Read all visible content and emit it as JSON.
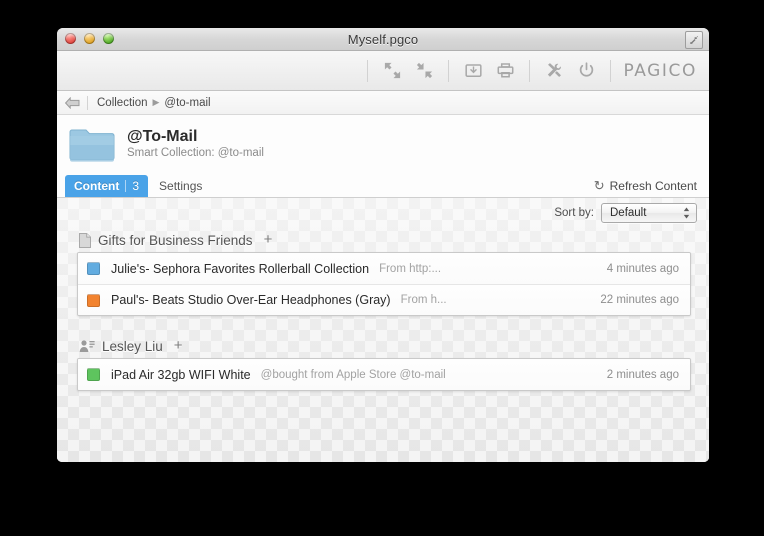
{
  "window": {
    "title": "Myself.pgco",
    "traffic_lights": [
      "close-button",
      "minimize-button",
      "zoom-button"
    ],
    "resize_icon": "resize-icon"
  },
  "toolbar": {
    "buttons": [
      {
        "name": "expand-all-button",
        "icon": "expand-arrows-icon"
      },
      {
        "name": "collapse-all-button",
        "icon": "collapse-arrows-icon"
      },
      {
        "name": "archive-button",
        "icon": "archive-download-icon"
      },
      {
        "name": "print-button",
        "icon": "printer-icon"
      },
      {
        "name": "tools-button",
        "icon": "hammer-wrench-icon"
      },
      {
        "name": "power-button",
        "icon": "power-icon"
      }
    ],
    "brand": "PAGICO"
  },
  "breadcrumb": {
    "back_icon": "back-arrow-icon",
    "root": "Collection",
    "separator": "▶",
    "current": "@to-mail"
  },
  "collection": {
    "icon": "folder-icon",
    "title": "@To-Mail",
    "subtitle": "Smart Collection: @to-mail"
  },
  "tabs": [
    {
      "label": "Content",
      "badge": "3",
      "active": true
    },
    {
      "label": "Settings",
      "badge": "",
      "active": false
    }
  ],
  "refresh": {
    "icon": "↻",
    "label": "Refresh Content"
  },
  "sort": {
    "label": "Sort by:",
    "value": "Default",
    "options": [
      "Default"
    ]
  },
  "groups": [
    {
      "icon": "project-document-icon",
      "title": "Gifts for Business Friends",
      "add_label": "+",
      "items": [
        {
          "color": "#62ace0",
          "title": "Julie's- Sephora Favorites Rollerball Collection",
          "meta": "From http:...",
          "time": "4 minutes ago"
        },
        {
          "color": "#f2832f",
          "title": "Paul's- Beats Studio Over-Ear Headphones (Gray)",
          "meta": "From h...",
          "time": "22 minutes ago"
        }
      ]
    },
    {
      "icon": "contact-person-icon",
      "title": "Lesley Liu",
      "add_label": "+",
      "items": [
        {
          "color": "#5ec45e",
          "title": "iPad Air 32gb WIFI White",
          "meta": "@bought from Apple Store @to-mail",
          "time": "2 minutes ago"
        }
      ]
    }
  ],
  "colors": {
    "accent_blue": "#4aa3e8",
    "item_blue": "#62ace0",
    "item_orange": "#f2832f",
    "item_green": "#5ec45e",
    "folder_blue": "#9bc7e0"
  }
}
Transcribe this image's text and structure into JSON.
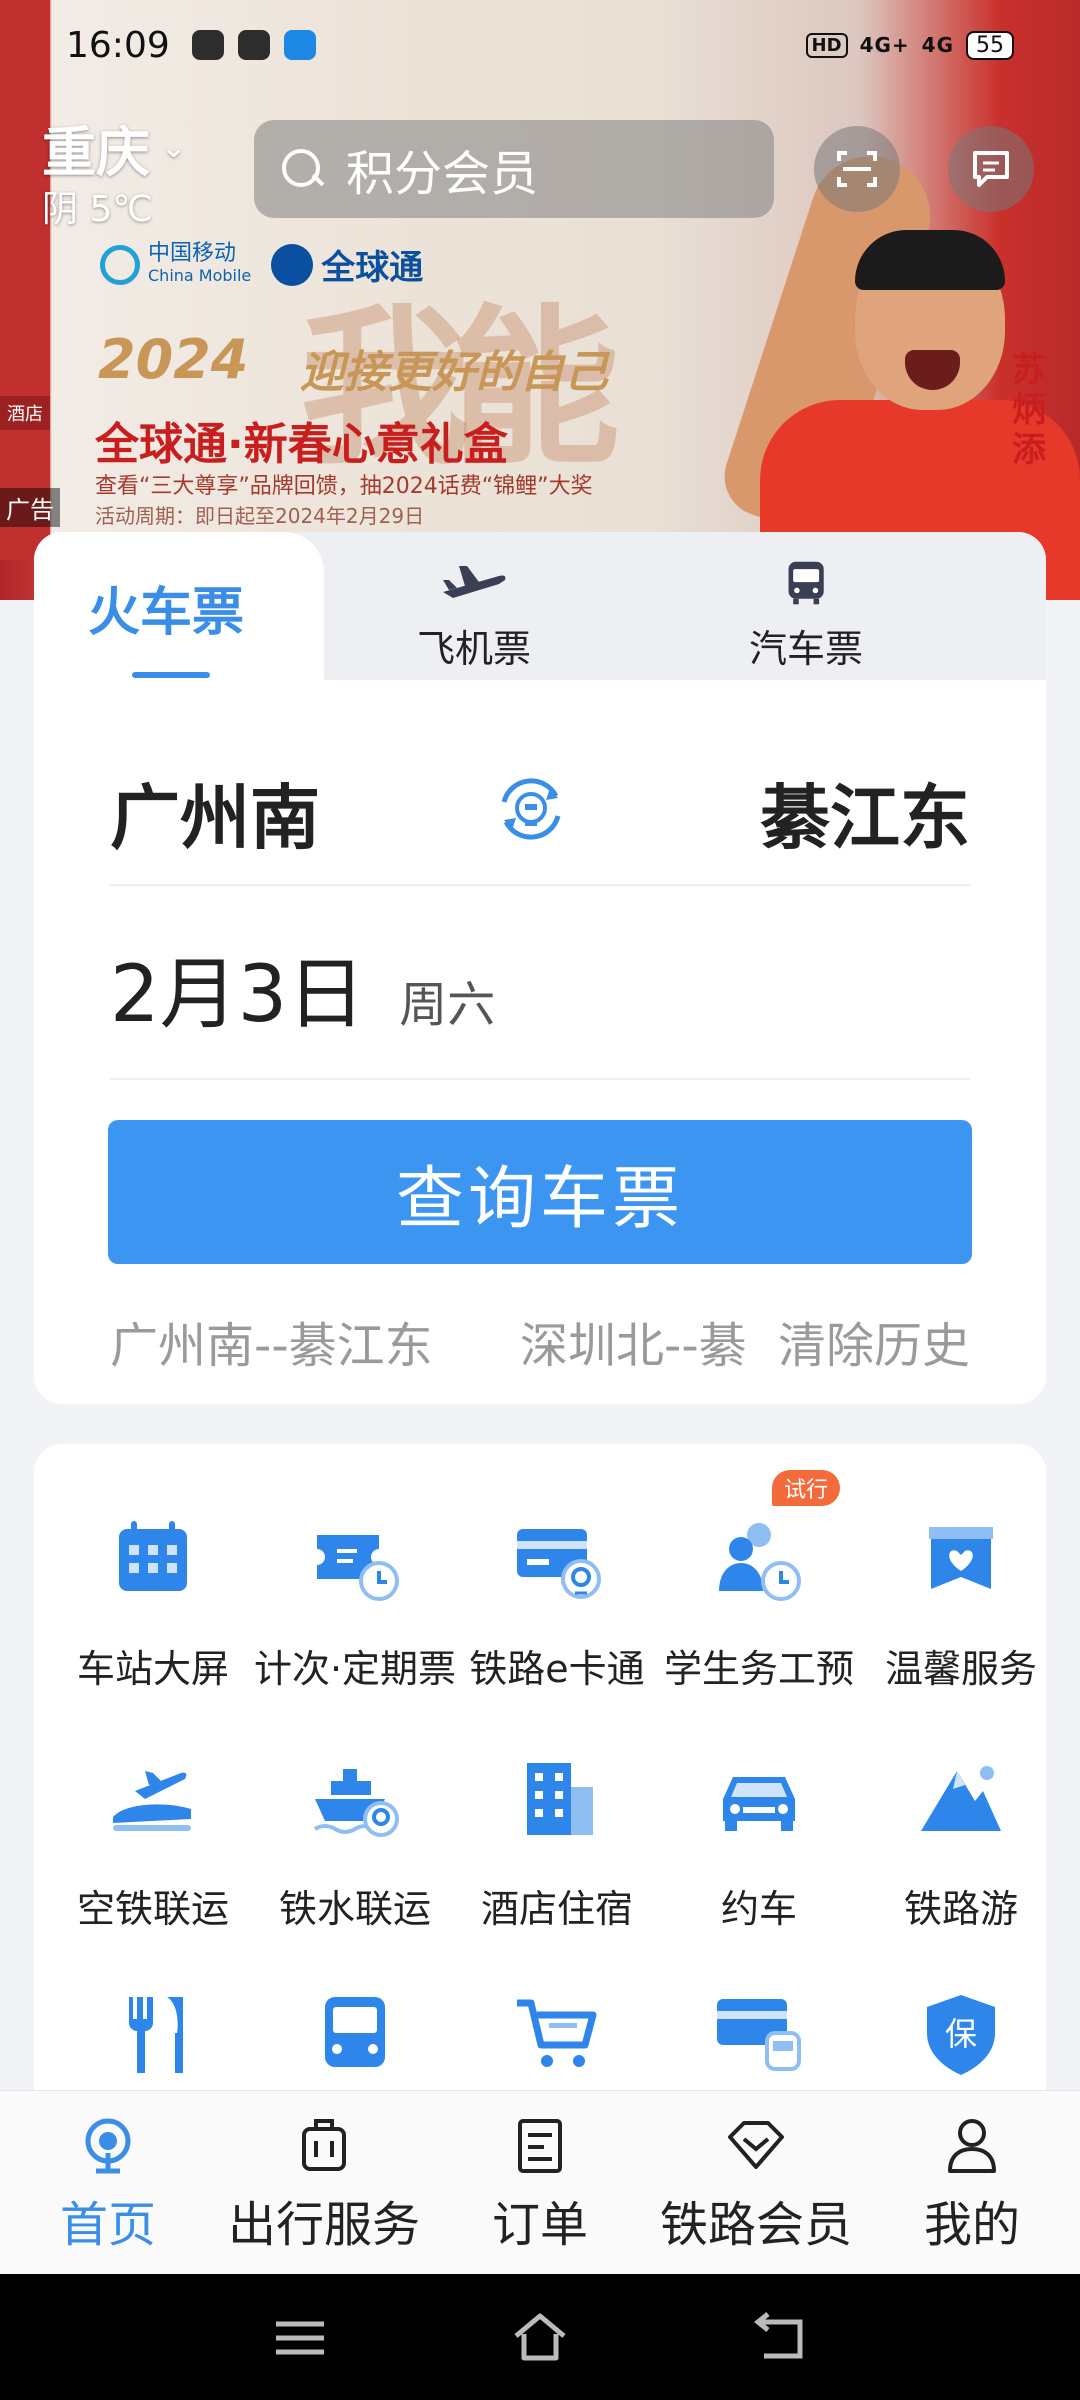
{
  "status_bar": {
    "time": "16:09",
    "hd": "HD",
    "signal_1": "4G+",
    "signal_2": "4G",
    "battery": "55"
  },
  "location": {
    "city": "重庆",
    "weather": "阴 5℃"
  },
  "search": {
    "placeholder": "积分会员"
  },
  "banner": {
    "left_tags": [
      "酒店",
      "广告"
    ],
    "brand_1": "中国移动",
    "brand_1_en": "China Mobile",
    "brand_2": "全球通",
    "big_chars": "我能",
    "year": "2024",
    "slogan": "迎接更好的自己",
    "headline": "全球通·新春心意礼盒",
    "sub": "查看“三大尊享”品牌回馈，抽2024话费“锦鲤”大奖",
    "period": "活动周期：即日起至2024年2月29日",
    "athlete_name": "苏炳添",
    "ad_label": "广告"
  },
  "ticket": {
    "tabs": [
      {
        "label": "火车票"
      },
      {
        "label": "飞机票",
        "icon": "plane-icon"
      },
      {
        "label": "汽车票",
        "icon": "bus-icon"
      }
    ],
    "from": "广州南",
    "to": "綦江东",
    "date": "2月3日",
    "weekday": "周六",
    "query_button": "查询车票",
    "history": [
      "广州南--綦江东",
      "深圳北--綦"
    ],
    "clear_history": "清除历史"
  },
  "services": {
    "badge": "试行",
    "items": [
      {
        "label": "车站大屏",
        "icon": "calendar-grid-icon"
      },
      {
        "label": "计次·定期票",
        "icon": "ticket-clock-icon"
      },
      {
        "label": "铁路e卡通",
        "icon": "card-train-icon"
      },
      {
        "label": "学生务工预",
        "icon": "people-clock-icon"
      },
      {
        "label": "温馨服务",
        "icon": "heart-box-icon"
      },
      {
        "label": "空铁联运",
        "icon": "plane-train-icon"
      },
      {
        "label": "铁水联运",
        "icon": "ship-icon"
      },
      {
        "label": "酒店住宿",
        "icon": "building-icon"
      },
      {
        "label": "约车",
        "icon": "car-icon"
      },
      {
        "label": "铁路游",
        "icon": "mountain-icon"
      },
      {
        "label": "",
        "icon": "fork-knife-icon"
      },
      {
        "label": "",
        "icon": "bus-front-icon"
      },
      {
        "label": "",
        "icon": "cart-icon"
      },
      {
        "label": "",
        "icon": "card-train-2-icon"
      },
      {
        "label": "保",
        "icon": "shield-bao-icon"
      }
    ]
  },
  "bottom_nav": [
    {
      "label": "首页",
      "active": true
    },
    {
      "label": "出行服务"
    },
    {
      "label": "订单"
    },
    {
      "label": "铁路会员"
    },
    {
      "label": "我的"
    }
  ],
  "colors": {
    "accent": "#3a8ee8",
    "button": "#3d95f2",
    "badge": "#f36b3b"
  }
}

++++++++++

All the lines above are to be given again exactly as they read, with the pictures removed.

Read all visible content and emit it as JSON.
{
  "window": {
    "title": "Myself.pgco",
    "traffic_lights": [
      "close-button",
      "minimize-button",
      "zoom-button"
    ],
    "resize_icon": "resize-icon"
  },
  "toolbar": {
    "buttons": [
      {
        "name": "expand-all-button",
        "icon": "expand-arrows-icon"
      },
      {
        "name": "collapse-all-button",
        "icon": "collapse-arrows-icon"
      },
      {
        "name": "archive-button",
        "icon": "archive-download-icon"
      },
      {
        "name": "print-button",
        "icon": "printer-icon"
      },
      {
        "name": "tools-button",
        "icon": "hammer-wrench-icon"
      },
      {
        "name": "power-button",
        "icon": "power-icon"
      }
    ],
    "brand": "PAGICO"
  },
  "breadcrumb": {
    "back_icon": "back-arrow-icon",
    "root": "Collection",
    "separator": "▶",
    "current": "@to-mail"
  },
  "collection": {
    "icon": "folder-icon",
    "title": "@To-Mail",
    "subtitle": "Smart Collection: @to-mail"
  },
  "tabs": [
    {
      "label": "Content",
      "badge": "3",
      "active": true
    },
    {
      "label": "Settings",
      "badge": "",
      "active": false
    }
  ],
  "refresh": {
    "icon": "↻",
    "label": "Refresh Content"
  },
  "sort": {
    "label": "Sort by:",
    "value": "Default",
    "options": [
      "Default"
    ]
  },
  "groups": [
    {
      "icon": "project-document-icon",
      "title": "Gifts for Business Friends",
      "add_label": "+",
      "items": [
        {
          "color": "#62ace0",
          "title": "Julie's- Sephora Favorites Rollerball Collection",
          "meta": "From http:...",
          "time": "4 minutes ago"
        },
        {
          "color": "#f2832f",
          "title": "Paul's- Beats Studio Over-Ear Headphones (Gray)",
          "meta": "From h...",
          "time": "22 minutes ago"
        }
      ]
    },
    {
      "icon": "contact-person-icon",
      "title": "Lesley Liu",
      "add_label": "+",
      "items": [
        {
          "color": "#5ec45e",
          "title": "iPad Air 32gb WIFI White",
          "meta": "@bought from Apple Store @to-mail",
          "time": "2 minutes ago"
        }
      ]
    }
  ],
  "colors": {
    "accent_blue": "#4aa3e8",
    "item_blue": "#62ace0",
    "item_orange": "#f2832f",
    "item_green": "#5ec45e",
    "folder_blue": "#9bc7e0"
  }
}
Transcribe this image's text and structure into JSON.
{
  "status_bar": {
    "time": "16:09",
    "hd": "HD",
    "signal_1": "4G+",
    "signal_2": "4G",
    "battery": "55"
  },
  "location": {
    "city": "重庆",
    "weather": "阴 5℃"
  },
  "search": {
    "placeholder": "积分会员"
  },
  "banner": {
    "left_tags": [
      "酒店",
      "广告"
    ],
    "brand_1": "中国移动",
    "brand_1_en": "China Mobile",
    "brand_2": "全球通",
    "big_chars": "我能",
    "year": "2024",
    "slogan": "迎接更好的自己",
    "headline": "全球通·新春心意礼盒",
    "sub": "查看“三大尊享”品牌回馈，抽2024话费“锦鲤”大奖",
    "period": "活动周期：即日起至2024年2月29日",
    "athlete_name": "苏炳添",
    "ad_label": "广告"
  },
  "ticket": {
    "tabs": [
      {
        "label": "火车票"
      },
      {
        "label": "飞机票",
        "icon": "plane-icon"
      },
      {
        "label": "汽车票",
        "icon": "bus-icon"
      }
    ],
    "from": "广州南",
    "to": "綦江东",
    "date": "2月3日",
    "weekday": "周六",
    "query_button": "查询车票",
    "history": [
      "广州南--綦江东",
      "深圳北--綦"
    ],
    "clear_history": "清除历史"
  },
  "services": {
    "badge": "试行",
    "items": [
      {
        "label": "车站大屏",
        "icon": "calendar-grid-icon"
      },
      {
        "label": "计次·定期票",
        "icon": "ticket-clock-icon"
      },
      {
        "label": "铁路e卡通",
        "icon": "card-train-icon"
      },
      {
        "label": "学生务工预",
        "icon": "people-clock-icon"
      },
      {
        "label": "温馨服务",
        "icon": "heart-box-icon"
      },
      {
        "label": "空铁联运",
        "icon": "plane-train-icon"
      },
      {
        "label": "铁水联运",
        "icon": "ship-icon"
      },
      {
        "label": "酒店住宿",
        "icon": "building-icon"
      },
      {
        "label": "约车",
        "icon": "car-icon"
      },
      {
        "label": "铁路游",
        "icon": "mountain-icon"
      },
      {
        "label": "",
        "icon": "fork-knife-icon"
      },
      {
        "label": "",
        "icon": "bus-front-icon"
      },
      {
        "label": "",
        "icon": "cart-icon"
      },
      {
        "label": "",
        "icon": "card-train-2-icon"
      },
      {
        "label": "保",
        "icon": "shield-bao-icon"
      }
    ]
  },
  "bottom_nav": [
    {
      "label": "首页",
      "active": true
    },
    {
      "label": "出行服务"
    },
    {
      "label": "订单"
    },
    {
      "label": "铁路会员"
    },
    {
      "label": "我的"
    }
  ],
  "colors": {
    "accent": "#3a8ee8",
    "button": "#3d95f2",
    "badge": "#f36b3b"
  }
}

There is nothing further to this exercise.